Directions ▸
All lines holding the string "Hoja" are to be shown.

Input data ▸
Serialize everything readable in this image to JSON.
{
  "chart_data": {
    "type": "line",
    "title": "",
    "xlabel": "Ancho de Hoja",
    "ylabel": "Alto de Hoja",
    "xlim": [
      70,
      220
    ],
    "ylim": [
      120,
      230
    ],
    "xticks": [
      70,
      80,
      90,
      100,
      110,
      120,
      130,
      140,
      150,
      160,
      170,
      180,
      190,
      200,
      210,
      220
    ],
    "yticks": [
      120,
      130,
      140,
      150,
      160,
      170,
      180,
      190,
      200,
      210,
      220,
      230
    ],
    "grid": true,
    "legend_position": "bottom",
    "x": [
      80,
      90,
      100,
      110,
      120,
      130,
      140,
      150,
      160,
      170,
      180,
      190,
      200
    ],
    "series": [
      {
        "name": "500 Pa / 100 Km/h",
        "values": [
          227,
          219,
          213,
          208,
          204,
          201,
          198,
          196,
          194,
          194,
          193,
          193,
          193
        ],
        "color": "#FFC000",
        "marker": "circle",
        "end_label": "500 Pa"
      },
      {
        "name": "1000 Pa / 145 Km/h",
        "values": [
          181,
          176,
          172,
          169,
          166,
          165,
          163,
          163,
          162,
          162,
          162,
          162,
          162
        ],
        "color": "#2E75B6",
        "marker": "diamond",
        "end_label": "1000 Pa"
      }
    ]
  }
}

---

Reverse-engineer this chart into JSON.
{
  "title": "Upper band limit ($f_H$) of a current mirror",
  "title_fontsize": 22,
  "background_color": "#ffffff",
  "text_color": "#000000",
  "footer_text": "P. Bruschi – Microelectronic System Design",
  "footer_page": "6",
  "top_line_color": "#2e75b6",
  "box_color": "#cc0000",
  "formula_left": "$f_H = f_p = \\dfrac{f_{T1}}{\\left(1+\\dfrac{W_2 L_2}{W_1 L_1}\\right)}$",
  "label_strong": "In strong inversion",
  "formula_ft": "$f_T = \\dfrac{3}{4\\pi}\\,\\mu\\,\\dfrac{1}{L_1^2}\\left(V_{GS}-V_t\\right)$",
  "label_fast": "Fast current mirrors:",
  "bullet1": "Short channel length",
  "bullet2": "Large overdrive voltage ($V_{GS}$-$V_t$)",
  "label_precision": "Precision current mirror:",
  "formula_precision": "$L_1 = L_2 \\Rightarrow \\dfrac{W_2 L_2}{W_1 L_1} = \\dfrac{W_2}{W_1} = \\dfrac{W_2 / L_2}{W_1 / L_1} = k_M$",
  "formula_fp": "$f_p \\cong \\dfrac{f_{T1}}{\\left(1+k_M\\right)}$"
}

Complete answer ▸
    "xlabel": "Ancho de Hoja",
    "ylabel": "Alto de Hoja",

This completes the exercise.